Description of the task - All of the listing below must be repeated word for word. Pictures are the only thing to omit.

Source records -
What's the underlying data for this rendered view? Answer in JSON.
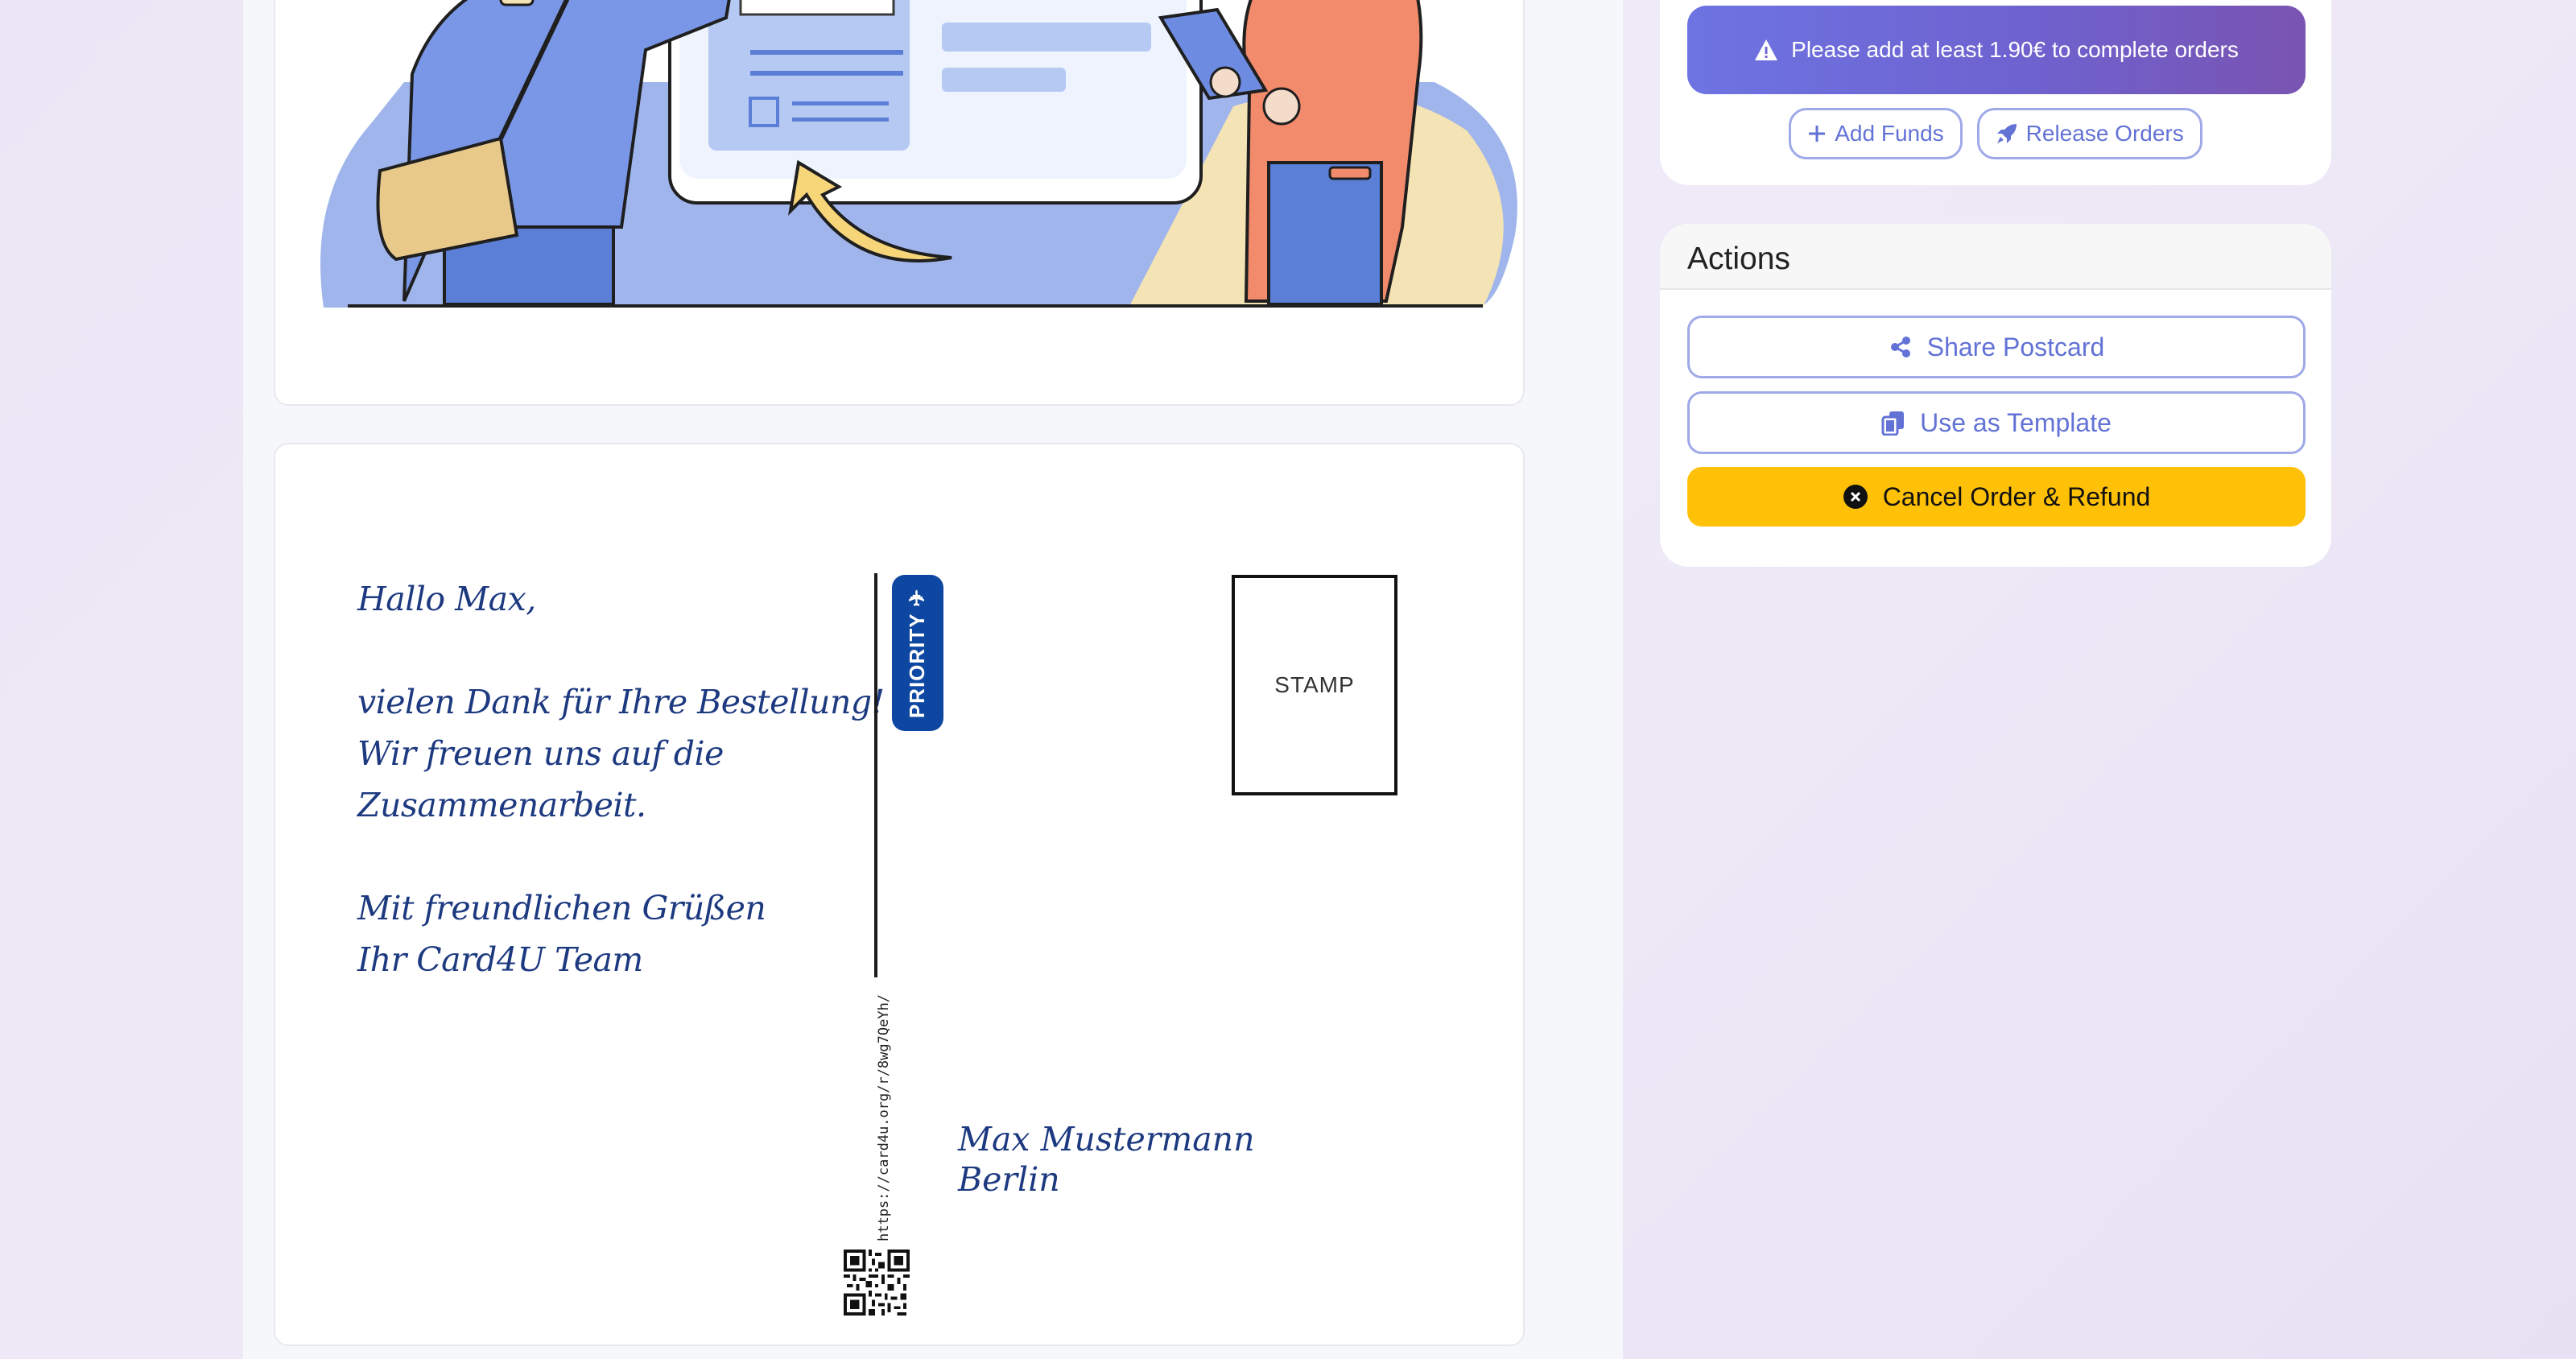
{
  "funds": {
    "alert_text": "Please add at least 1.90€ to complete orders",
    "add_funds_label": "Add Funds",
    "release_orders_label": "Release Orders"
  },
  "actions": {
    "title": "Actions",
    "share_label": "Share Postcard",
    "template_label": "Use as Template",
    "cancel_label": "Cancel Order & Refund"
  },
  "postcard": {
    "greeting": "Hallo Max,",
    "body_lines": [
      "vielen Dank für Ihre Bestellung!",
      "Wir freuen uns auf die",
      "Zusammenarbeit."
    ],
    "closing_lines": [
      "Mit freundlichen Grüßen",
      "Ihr Card4U Team"
    ],
    "priority_label": "PRIORITY ✈",
    "url": "https://card4u.org/r/8wg7QeYh/",
    "stamp_label": "STAMP",
    "recipient_name": "Max Mustermann",
    "recipient_city": "Berlin"
  },
  "colors": {
    "accent": "#6272d5",
    "warning": "#ffc107",
    "priority": "#0d47a1",
    "ink": "#1d3a80"
  },
  "icons": {
    "alert": "warning-triangle-icon",
    "add_funds": "plus-icon",
    "release": "rocket-icon",
    "share": "share-icon",
    "template": "copy-icon",
    "cancel": "close-circle-icon"
  }
}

Output of the task -
What's the underlying data for this rendered view? Answer in JSON.
{
  "funds": {
    "alert_text": "Please add at least 1.90€ to complete orders",
    "add_funds_label": "Add Funds",
    "release_orders_label": "Release Orders"
  },
  "actions": {
    "title": "Actions",
    "share_label": "Share Postcard",
    "template_label": "Use as Template",
    "cancel_label": "Cancel Order & Refund"
  },
  "postcard": {
    "greeting": "Hallo Max,",
    "body_lines": [
      "vielen Dank für Ihre Bestellung!",
      "Wir freuen uns auf die",
      "Zusammenarbeit."
    ],
    "closing_lines": [
      "Mit freundlichen Grüßen",
      "Ihr Card4U Team"
    ],
    "priority_label": "PRIORITY ✈",
    "url": "https://card4u.org/r/8wg7QeYh/",
    "stamp_label": "STAMP",
    "recipient_name": "Max Mustermann",
    "recipient_city": "Berlin"
  },
  "colors": {
    "accent": "#6272d5",
    "warning": "#ffc107",
    "priority": "#0d47a1",
    "ink": "#1d3a80"
  },
  "icons": {
    "alert": "warning-triangle-icon",
    "add_funds": "plus-icon",
    "release": "rocket-icon",
    "share": "share-icon",
    "template": "copy-icon",
    "cancel": "close-circle-icon"
  }
}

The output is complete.